- _Set task_: Look for the string "this" and copy every line that has it.

- _Raw records_:
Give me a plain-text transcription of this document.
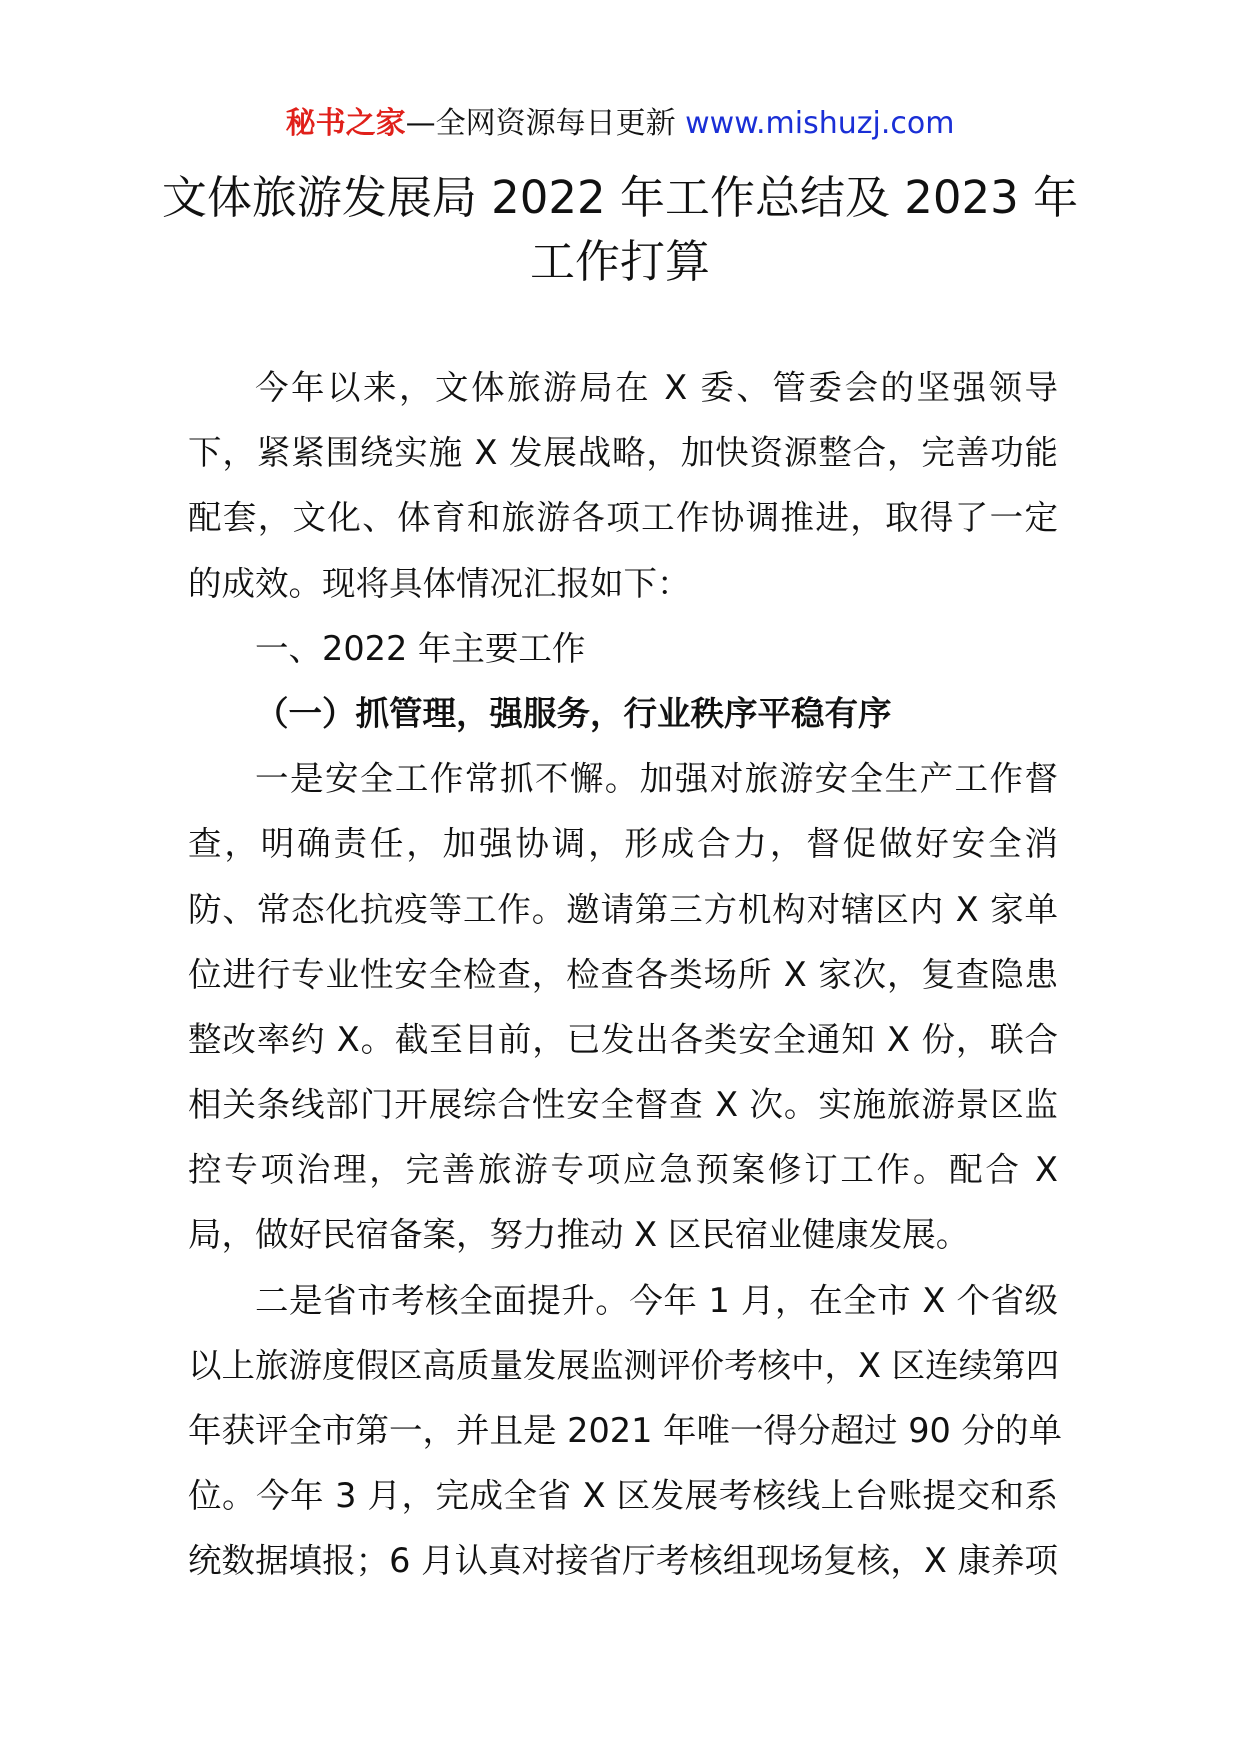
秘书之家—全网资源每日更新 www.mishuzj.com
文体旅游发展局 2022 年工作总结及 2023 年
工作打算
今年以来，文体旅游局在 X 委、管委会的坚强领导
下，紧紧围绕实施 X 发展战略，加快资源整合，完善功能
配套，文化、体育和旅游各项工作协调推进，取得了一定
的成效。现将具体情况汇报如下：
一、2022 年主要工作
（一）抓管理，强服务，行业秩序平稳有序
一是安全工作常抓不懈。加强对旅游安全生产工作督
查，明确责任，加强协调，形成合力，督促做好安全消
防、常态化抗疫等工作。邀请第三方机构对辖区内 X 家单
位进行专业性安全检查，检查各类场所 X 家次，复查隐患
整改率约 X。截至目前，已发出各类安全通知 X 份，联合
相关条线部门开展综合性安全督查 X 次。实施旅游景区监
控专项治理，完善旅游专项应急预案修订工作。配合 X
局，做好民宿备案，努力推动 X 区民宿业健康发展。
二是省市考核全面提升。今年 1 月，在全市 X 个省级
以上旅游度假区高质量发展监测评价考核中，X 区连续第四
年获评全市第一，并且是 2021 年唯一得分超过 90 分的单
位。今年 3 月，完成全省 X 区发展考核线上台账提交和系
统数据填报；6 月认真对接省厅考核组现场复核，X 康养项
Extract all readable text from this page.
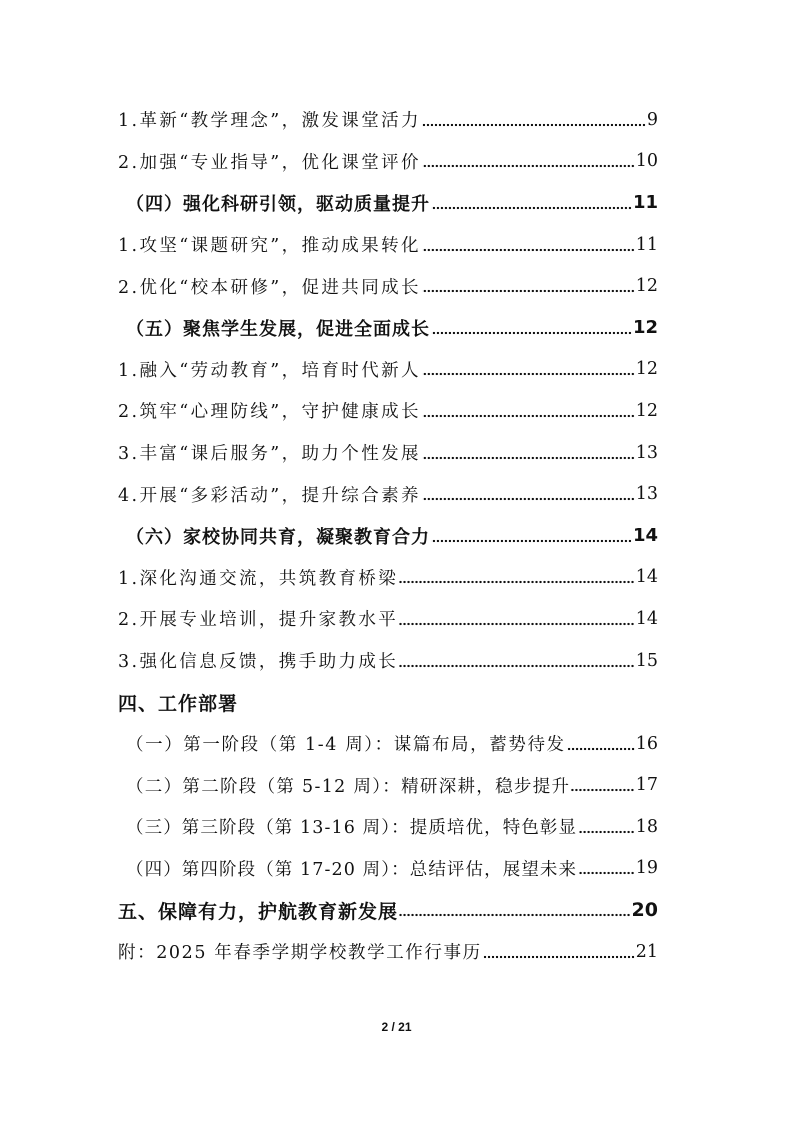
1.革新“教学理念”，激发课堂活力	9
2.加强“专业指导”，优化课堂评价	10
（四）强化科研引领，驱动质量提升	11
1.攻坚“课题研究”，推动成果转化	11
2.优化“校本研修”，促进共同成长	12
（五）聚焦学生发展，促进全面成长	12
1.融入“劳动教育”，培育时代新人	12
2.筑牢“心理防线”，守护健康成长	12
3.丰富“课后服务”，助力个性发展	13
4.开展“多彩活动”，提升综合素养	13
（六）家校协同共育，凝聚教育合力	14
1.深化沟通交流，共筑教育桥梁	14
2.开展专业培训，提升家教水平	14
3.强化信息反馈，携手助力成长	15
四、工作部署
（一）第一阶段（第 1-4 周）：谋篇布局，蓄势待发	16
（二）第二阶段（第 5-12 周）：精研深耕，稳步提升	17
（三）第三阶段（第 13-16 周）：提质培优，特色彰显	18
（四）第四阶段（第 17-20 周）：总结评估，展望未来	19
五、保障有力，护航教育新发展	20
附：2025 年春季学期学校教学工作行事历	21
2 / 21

- _Finished task_:
Give me a plain-text transcription of this document.
Extract all readable text from this page.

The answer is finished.